Go through the listing and pick out each line with the word "resolution" in it.

-- START --

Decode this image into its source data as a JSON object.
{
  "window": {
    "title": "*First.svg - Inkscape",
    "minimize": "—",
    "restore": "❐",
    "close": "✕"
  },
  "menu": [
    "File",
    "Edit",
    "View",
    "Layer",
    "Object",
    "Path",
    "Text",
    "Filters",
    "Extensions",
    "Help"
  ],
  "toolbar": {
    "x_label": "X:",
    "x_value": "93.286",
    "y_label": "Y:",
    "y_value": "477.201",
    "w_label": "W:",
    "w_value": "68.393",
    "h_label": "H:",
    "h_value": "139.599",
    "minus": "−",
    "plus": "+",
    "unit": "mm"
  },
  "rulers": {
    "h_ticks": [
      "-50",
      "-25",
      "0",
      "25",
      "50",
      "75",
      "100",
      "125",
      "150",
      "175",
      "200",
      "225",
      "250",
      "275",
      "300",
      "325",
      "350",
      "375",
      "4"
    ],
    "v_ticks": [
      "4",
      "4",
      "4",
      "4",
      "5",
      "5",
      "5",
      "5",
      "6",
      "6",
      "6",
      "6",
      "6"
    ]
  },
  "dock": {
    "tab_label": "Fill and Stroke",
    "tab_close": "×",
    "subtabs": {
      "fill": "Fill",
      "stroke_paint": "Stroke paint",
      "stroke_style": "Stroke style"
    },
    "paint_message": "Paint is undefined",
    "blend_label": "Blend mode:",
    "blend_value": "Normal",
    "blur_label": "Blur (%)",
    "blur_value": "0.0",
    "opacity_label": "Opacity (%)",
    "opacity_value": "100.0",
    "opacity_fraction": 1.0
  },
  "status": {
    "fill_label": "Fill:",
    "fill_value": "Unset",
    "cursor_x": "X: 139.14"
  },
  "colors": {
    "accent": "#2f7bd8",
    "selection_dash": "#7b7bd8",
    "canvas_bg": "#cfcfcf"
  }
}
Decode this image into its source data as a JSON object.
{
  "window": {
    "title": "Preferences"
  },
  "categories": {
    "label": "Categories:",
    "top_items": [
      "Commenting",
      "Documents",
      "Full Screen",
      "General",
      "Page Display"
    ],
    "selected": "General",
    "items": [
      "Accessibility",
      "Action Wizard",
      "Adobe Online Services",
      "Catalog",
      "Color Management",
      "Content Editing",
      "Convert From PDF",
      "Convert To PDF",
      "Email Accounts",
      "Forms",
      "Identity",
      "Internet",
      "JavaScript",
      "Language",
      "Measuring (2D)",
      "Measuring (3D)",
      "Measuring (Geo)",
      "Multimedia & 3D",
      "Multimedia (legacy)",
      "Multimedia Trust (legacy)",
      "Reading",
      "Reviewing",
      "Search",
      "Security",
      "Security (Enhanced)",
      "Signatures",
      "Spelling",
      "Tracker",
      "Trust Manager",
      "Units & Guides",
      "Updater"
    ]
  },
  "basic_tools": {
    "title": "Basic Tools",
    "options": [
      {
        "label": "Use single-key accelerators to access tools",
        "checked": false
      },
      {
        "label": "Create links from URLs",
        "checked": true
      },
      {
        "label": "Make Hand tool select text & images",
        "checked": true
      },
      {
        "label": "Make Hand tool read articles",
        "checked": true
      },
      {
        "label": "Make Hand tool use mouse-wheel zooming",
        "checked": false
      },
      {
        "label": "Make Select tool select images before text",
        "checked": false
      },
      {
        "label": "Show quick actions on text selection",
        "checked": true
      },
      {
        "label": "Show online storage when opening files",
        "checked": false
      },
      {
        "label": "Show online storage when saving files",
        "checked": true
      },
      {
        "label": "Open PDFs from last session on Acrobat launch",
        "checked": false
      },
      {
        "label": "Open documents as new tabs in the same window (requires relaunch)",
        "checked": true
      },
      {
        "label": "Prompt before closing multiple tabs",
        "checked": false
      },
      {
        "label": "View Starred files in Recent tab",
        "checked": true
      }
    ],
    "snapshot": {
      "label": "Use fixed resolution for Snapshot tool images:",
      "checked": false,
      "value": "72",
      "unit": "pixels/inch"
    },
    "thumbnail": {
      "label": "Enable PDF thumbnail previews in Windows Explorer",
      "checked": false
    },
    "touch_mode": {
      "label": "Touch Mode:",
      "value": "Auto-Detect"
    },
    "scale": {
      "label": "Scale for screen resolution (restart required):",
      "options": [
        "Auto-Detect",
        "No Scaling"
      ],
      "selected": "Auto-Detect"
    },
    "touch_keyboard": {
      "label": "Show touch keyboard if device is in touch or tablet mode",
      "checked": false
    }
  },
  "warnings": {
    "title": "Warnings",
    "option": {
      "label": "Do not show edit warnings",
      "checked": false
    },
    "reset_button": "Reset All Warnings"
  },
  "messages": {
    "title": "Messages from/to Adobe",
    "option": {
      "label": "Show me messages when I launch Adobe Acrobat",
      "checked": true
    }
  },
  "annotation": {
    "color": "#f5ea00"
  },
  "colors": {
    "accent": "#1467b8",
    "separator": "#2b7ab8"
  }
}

-- END --

- **Output below**
      "label": "Use fixed resolution for Snapshot tool images:",
      "label": "Scale for screen resolution (restart required):",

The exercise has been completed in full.